◆ WHAT YOU HAVE TO DO: Gather all lines with "name" from the records.

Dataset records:
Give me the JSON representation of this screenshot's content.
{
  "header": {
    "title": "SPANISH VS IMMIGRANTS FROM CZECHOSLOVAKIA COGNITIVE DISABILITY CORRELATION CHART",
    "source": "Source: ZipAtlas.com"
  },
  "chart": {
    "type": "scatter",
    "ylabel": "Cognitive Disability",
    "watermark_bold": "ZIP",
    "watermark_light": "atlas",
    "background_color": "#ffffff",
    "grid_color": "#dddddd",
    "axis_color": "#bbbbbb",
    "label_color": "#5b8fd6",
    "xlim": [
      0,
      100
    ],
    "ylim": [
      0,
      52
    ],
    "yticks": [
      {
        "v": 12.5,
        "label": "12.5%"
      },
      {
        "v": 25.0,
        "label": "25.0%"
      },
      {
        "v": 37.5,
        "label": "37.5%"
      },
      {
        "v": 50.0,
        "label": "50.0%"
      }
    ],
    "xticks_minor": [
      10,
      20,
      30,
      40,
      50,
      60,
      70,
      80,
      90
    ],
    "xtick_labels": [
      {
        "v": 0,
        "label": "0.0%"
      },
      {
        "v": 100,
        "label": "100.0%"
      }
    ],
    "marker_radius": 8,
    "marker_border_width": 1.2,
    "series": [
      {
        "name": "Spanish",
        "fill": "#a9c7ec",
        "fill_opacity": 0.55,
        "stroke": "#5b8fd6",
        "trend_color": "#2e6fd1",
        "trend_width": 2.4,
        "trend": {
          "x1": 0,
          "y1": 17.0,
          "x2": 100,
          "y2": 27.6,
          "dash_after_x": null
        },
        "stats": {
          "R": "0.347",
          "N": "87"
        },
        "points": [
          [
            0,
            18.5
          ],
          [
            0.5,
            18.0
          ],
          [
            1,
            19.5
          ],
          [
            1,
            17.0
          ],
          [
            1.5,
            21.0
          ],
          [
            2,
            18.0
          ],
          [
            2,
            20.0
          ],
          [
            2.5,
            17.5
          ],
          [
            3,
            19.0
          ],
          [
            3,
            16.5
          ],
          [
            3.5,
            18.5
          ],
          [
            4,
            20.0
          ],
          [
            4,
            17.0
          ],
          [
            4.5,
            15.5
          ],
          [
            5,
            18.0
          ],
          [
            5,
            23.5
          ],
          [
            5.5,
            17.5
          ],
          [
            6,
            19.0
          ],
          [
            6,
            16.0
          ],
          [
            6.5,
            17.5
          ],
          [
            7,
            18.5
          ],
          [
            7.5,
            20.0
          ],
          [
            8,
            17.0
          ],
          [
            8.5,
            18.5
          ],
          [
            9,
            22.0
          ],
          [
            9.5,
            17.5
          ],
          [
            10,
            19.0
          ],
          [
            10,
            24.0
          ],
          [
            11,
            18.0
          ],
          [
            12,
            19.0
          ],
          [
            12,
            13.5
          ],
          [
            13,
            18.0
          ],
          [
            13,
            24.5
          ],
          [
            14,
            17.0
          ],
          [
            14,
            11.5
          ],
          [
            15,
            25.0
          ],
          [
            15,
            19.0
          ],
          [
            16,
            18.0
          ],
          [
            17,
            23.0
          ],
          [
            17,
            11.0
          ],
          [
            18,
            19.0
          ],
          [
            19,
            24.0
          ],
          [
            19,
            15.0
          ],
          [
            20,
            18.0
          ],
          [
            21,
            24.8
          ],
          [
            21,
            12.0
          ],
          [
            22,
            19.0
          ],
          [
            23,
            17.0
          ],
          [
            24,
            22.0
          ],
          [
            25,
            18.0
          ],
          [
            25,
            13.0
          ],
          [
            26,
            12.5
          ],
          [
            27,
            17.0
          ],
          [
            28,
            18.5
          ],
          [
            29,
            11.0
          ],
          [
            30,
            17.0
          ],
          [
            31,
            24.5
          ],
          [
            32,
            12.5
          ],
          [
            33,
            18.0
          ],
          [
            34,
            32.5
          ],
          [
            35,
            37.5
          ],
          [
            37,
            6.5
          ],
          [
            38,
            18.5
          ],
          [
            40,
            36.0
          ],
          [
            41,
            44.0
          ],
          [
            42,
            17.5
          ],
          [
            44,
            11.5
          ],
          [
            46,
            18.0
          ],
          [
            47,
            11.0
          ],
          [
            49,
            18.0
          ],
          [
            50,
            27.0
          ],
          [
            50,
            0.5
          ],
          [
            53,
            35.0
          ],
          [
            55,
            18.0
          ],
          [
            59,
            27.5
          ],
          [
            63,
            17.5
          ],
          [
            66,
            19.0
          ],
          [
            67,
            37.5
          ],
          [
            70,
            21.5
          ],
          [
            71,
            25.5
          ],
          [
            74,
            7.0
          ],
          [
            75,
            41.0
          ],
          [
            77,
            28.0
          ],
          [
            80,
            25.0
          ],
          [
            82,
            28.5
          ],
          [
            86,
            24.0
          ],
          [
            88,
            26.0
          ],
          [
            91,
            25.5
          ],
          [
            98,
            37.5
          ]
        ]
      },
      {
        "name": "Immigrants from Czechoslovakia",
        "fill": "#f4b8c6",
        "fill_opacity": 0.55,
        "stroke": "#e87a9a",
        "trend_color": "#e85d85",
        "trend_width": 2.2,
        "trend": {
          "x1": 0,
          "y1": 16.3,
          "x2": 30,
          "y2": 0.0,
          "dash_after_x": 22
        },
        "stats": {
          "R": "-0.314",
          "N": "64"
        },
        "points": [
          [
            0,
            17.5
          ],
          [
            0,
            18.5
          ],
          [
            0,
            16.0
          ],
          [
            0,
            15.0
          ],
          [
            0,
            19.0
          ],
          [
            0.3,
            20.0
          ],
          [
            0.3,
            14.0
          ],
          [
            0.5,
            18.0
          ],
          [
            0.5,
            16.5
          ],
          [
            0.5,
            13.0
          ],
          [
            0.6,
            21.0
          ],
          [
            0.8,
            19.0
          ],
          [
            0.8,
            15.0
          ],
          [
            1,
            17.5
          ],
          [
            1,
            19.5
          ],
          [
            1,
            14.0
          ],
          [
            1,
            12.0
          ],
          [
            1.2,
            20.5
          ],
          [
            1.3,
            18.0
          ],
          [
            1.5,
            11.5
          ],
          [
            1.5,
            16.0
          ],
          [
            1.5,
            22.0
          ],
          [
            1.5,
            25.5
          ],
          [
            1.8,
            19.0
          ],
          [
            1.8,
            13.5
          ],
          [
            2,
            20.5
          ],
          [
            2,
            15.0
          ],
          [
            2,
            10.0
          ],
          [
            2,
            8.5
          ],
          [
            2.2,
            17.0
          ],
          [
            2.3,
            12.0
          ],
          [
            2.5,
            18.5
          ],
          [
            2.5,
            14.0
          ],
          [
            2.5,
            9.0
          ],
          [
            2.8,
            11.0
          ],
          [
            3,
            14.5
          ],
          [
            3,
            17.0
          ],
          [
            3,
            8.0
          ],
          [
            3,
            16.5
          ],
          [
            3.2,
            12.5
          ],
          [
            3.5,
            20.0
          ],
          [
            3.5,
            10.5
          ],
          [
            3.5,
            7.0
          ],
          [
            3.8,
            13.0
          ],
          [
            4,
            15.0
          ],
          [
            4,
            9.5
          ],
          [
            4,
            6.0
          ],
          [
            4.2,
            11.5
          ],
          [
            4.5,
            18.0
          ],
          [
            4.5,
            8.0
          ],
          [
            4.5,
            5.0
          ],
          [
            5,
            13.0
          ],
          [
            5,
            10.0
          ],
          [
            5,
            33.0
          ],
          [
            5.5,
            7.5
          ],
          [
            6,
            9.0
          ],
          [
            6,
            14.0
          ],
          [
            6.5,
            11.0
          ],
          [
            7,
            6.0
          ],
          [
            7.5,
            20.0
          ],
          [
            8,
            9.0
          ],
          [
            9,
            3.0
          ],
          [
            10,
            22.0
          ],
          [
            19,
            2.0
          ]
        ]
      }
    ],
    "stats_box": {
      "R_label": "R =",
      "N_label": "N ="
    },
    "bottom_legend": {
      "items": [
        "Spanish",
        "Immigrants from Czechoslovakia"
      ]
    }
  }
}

◆ CORRECT OUTPUT:
        "name": "Spanish",
        "name": "Immigrants from Czechoslovakia",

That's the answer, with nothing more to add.